DATA SUPPLIED:
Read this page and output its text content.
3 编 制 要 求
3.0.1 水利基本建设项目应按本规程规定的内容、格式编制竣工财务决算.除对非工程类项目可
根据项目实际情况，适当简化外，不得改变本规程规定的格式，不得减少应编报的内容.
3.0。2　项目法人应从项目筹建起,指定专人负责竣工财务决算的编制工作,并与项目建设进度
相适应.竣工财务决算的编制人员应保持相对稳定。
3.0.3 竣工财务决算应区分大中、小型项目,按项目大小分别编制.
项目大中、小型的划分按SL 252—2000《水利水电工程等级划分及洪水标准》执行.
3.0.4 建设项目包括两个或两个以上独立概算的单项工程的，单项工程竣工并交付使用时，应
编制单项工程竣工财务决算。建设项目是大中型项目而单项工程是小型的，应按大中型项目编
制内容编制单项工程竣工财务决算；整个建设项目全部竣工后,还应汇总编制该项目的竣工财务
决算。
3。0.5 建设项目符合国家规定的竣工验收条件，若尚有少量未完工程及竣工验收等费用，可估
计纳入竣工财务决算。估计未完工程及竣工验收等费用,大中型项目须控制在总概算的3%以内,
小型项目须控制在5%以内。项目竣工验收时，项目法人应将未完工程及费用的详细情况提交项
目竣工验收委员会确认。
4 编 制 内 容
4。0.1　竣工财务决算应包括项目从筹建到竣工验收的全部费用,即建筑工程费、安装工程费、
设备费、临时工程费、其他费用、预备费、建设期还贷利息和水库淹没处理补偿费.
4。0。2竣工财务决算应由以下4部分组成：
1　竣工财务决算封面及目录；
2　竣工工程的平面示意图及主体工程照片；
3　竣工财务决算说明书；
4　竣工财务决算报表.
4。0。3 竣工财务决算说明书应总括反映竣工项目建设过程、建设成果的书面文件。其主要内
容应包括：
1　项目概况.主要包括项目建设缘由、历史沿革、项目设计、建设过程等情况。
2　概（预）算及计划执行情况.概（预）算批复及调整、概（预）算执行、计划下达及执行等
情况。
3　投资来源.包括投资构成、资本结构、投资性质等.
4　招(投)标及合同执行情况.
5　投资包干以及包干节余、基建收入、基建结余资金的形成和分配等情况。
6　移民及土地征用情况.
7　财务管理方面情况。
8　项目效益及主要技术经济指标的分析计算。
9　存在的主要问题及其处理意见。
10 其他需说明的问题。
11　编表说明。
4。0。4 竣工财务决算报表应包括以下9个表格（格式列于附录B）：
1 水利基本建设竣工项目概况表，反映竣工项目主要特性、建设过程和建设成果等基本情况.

WHAT IS EXPECTED:
Reproduce every line above without error.

EXERCISE SOLUTION:
Read this page and output its text content.
3 编 制 要 求
3.0.1 水利基本建设项目应按本规程规定的内容、格式编制竣工财务决算.除对非工程类项目可
根据项目实际情况，适当简化外，不得改变本规程规定的格式，不得减少应编报的内容.
3.0。2　项目法人应从项目筹建起,指定专人负责竣工财务决算的编制工作,并与项目建设进度
相适应.竣工财务决算的编制人员应保持相对稳定。
3.0.3 竣工财务决算应区分大中、小型项目,按项目大小分别编制.
项目大中、小型的划分按SL 252—2000《水利水电工程等级划分及洪水标准》执行.
3.0.4 建设项目包括两个或两个以上独立概算的单项工程的，单项工程竣工并交付使用时，应
编制单项工程竣工财务决算。建设项目是大中型项目而单项工程是小型的，应按大中型项目编
制内容编制单项工程竣工财务决算；整个建设项目全部竣工后,还应汇总编制该项目的竣工财务
决算。
3。0.5 建设项目符合国家规定的竣工验收条件，若尚有少量未完工程及竣工验收等费用，可估
计纳入竣工财务决算。估计未完工程及竣工验收等费用,大中型项目须控制在总概算的3%以内,
小型项目须控制在5%以内。项目竣工验收时，项目法人应将未完工程及费用的详细情况提交项
目竣工验收委员会确认。
4 编 制 内 容
4。0.1　竣工财务决算应包括项目从筹建到竣工验收的全部费用,即建筑工程费、安装工程费、
设备费、临时工程费、其他费用、预备费、建设期还贷利息和水库淹没处理补偿费.
4。0。2竣工财务决算应由以下4部分组成：
1　竣工财务决算封面及目录；
2　竣工工程的平面示意图及主体工程照片；
3　竣工财务决算说明书；
4　竣工财务决算报表.
4。0。3 竣工财务决算说明书应总括反映竣工项目建设过程、建设成果的书面文件。其主要内
容应包括：
1　项目概况.主要包括项目建设缘由、历史沿革、项目设计、建设过程等情况。
2　概（预）算及计划执行情况.概（预）算批复及调整、概（预）算执行、计划下达及执行等
情况。
3　投资来源.包括投资构成、资本结构、投资性质等.
4　招(投)标及合同执行情况.
5　投资包干以及包干节余、基建收入、基建结余资金的形成和分配等情况。
6　移民及土地征用情况.
7　财务管理方面情况。
8　项目效益及主要技术经济指标的分析计算。
9　存在的主要问题及其处理意见。
10 其他需说明的问题。
11　编表说明。
4。0。4 竣工财务决算报表应包括以下9个表格（格式列于附录B）：
1 水利基本建设竣工项目概况表，反映竣工项目主要特性、建设过程和建设成果等基本情况.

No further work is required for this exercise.